Copy each line that contains the string "color".

>> START

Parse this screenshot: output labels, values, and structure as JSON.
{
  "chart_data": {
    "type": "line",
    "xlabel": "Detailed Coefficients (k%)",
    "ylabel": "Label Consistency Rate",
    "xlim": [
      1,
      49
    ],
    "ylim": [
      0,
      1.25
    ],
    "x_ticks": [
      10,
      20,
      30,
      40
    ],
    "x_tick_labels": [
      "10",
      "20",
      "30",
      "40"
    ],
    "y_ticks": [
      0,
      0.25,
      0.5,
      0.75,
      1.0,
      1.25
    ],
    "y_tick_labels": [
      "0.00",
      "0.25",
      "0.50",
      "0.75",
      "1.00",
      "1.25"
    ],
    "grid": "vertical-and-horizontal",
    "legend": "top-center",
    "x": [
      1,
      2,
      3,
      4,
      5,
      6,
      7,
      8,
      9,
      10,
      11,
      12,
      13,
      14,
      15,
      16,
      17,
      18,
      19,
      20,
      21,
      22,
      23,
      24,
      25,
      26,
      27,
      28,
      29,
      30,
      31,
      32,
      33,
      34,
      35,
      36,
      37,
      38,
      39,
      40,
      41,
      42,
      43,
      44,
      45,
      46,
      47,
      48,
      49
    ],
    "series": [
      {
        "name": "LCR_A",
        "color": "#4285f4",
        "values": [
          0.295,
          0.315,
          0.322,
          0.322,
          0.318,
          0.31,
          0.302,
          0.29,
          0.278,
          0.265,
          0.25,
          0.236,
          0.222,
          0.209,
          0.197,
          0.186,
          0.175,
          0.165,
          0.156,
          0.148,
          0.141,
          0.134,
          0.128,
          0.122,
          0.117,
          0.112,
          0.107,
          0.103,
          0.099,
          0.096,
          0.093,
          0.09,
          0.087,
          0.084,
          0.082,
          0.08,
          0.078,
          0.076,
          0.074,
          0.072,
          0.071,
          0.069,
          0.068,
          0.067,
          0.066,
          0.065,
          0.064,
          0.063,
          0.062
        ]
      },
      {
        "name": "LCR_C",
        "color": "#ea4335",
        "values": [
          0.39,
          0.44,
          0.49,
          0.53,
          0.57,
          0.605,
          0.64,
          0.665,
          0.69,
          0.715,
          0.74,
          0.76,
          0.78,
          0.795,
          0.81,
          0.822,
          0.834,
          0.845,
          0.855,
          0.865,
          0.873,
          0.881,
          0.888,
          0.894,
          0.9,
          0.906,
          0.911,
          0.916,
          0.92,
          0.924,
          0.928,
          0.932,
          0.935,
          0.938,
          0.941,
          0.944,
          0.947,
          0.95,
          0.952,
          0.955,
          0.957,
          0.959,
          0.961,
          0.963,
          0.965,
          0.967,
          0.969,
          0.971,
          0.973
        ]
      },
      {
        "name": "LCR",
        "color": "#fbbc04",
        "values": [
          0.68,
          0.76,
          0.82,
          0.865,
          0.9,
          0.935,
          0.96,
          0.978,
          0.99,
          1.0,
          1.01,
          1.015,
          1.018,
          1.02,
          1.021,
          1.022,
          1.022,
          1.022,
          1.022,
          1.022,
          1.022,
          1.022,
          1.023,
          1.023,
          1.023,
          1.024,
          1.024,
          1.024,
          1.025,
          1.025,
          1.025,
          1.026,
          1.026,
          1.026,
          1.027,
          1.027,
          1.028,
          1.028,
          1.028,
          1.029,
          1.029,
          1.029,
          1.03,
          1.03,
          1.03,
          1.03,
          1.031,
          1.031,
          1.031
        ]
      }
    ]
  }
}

>> END

Task answer →
        "color": "#4285f4",
        "color": "#ea4335",
        "color": "#fbbc04",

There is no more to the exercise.